EXERCISE DESCRIPTION — Return the records word for word. Any pictures in them are not part of the copy.

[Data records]
....
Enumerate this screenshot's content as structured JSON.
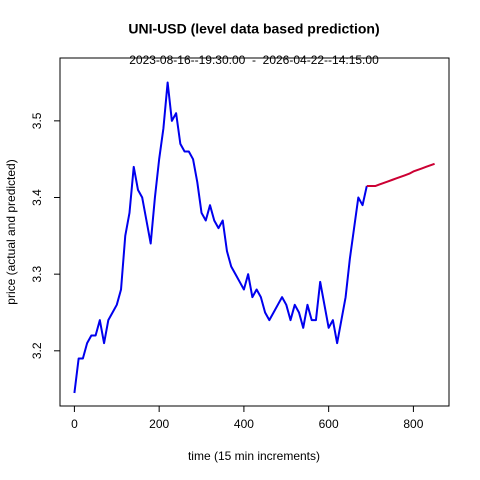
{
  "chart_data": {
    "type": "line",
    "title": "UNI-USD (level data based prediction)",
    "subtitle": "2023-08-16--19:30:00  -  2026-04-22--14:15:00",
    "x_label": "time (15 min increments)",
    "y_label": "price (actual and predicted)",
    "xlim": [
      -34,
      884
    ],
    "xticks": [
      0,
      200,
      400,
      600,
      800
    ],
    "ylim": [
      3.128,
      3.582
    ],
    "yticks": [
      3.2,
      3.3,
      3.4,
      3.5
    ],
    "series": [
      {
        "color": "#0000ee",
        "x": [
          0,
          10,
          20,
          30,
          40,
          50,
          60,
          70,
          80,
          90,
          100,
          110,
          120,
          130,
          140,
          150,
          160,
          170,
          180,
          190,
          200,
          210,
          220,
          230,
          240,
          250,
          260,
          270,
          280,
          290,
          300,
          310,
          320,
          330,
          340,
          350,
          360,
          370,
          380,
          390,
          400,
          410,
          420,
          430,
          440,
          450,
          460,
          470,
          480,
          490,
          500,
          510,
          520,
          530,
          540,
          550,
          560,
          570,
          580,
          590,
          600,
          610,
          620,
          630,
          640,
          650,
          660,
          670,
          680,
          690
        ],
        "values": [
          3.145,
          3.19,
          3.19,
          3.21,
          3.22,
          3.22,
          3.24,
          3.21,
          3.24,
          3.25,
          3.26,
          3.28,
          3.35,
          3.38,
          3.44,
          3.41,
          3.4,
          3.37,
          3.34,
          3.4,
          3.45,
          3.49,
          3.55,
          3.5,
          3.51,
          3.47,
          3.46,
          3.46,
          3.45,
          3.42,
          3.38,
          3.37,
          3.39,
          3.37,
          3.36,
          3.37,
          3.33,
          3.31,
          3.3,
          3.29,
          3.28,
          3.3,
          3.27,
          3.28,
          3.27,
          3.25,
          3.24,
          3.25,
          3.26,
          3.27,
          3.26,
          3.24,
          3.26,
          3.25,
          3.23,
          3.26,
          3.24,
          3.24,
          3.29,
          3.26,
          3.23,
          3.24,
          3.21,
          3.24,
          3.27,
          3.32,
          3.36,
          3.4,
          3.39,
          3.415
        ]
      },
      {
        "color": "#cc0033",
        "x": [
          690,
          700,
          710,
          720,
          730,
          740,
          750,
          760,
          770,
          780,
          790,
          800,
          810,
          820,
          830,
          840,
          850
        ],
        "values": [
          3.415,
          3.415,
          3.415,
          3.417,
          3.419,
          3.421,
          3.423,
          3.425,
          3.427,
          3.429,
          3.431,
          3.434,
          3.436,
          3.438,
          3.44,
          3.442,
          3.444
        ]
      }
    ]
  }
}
....
COMPLETED EXERCISE —
Enumerate this screenshot's content as structured JSON.
{
  "chart_data": {
    "type": "line",
    "title": "UNI-USD (level data based prediction)",
    "subtitle": "2023-08-16--19:30:00  -  2026-04-22--14:15:00",
    "x_label": "time (15 min increments)",
    "y_label": "price (actual and predicted)",
    "xlim": [
      -34,
      884
    ],
    "xticks": [
      0,
      200,
      400,
      600,
      800
    ],
    "ylim": [
      3.128,
      3.582
    ],
    "yticks": [
      3.2,
      3.3,
      3.4,
      3.5
    ],
    "series": [
      {
        "color": "#0000ee",
        "x": [
          0,
          10,
          20,
          30,
          40,
          50,
          60,
          70,
          80,
          90,
          100,
          110,
          120,
          130,
          140,
          150,
          160,
          170,
          180,
          190,
          200,
          210,
          220,
          230,
          240,
          250,
          260,
          270,
          280,
          290,
          300,
          310,
          320,
          330,
          340,
          350,
          360,
          370,
          380,
          390,
          400,
          410,
          420,
          430,
          440,
          450,
          460,
          470,
          480,
          490,
          500,
          510,
          520,
          530,
          540,
          550,
          560,
          570,
          580,
          590,
          600,
          610,
          620,
          630,
          640,
          650,
          660,
          670,
          680,
          690
        ],
        "values": [
          3.145,
          3.19,
          3.19,
          3.21,
          3.22,
          3.22,
          3.24,
          3.21,
          3.24,
          3.25,
          3.26,
          3.28,
          3.35,
          3.38,
          3.44,
          3.41,
          3.4,
          3.37,
          3.34,
          3.4,
          3.45,
          3.49,
          3.55,
          3.5,
          3.51,
          3.47,
          3.46,
          3.46,
          3.45,
          3.42,
          3.38,
          3.37,
          3.39,
          3.37,
          3.36,
          3.37,
          3.33,
          3.31,
          3.3,
          3.29,
          3.28,
          3.3,
          3.27,
          3.28,
          3.27,
          3.25,
          3.24,
          3.25,
          3.26,
          3.27,
          3.26,
          3.24,
          3.26,
          3.25,
          3.23,
          3.26,
          3.24,
          3.24,
          3.29,
          3.26,
          3.23,
          3.24,
          3.21,
          3.24,
          3.27,
          3.32,
          3.36,
          3.4,
          3.39,
          3.415
        ]
      },
      {
        "color": "#cc0033",
        "x": [
          690,
          700,
          710,
          720,
          730,
          740,
          750,
          760,
          770,
          780,
          790,
          800,
          810,
          820,
          830,
          840,
          850
        ],
        "values": [
          3.415,
          3.415,
          3.415,
          3.417,
          3.419,
          3.421,
          3.423,
          3.425,
          3.427,
          3.429,
          3.431,
          3.434,
          3.436,
          3.438,
          3.44,
          3.442,
          3.444
        ]
      }
    ]
  }
}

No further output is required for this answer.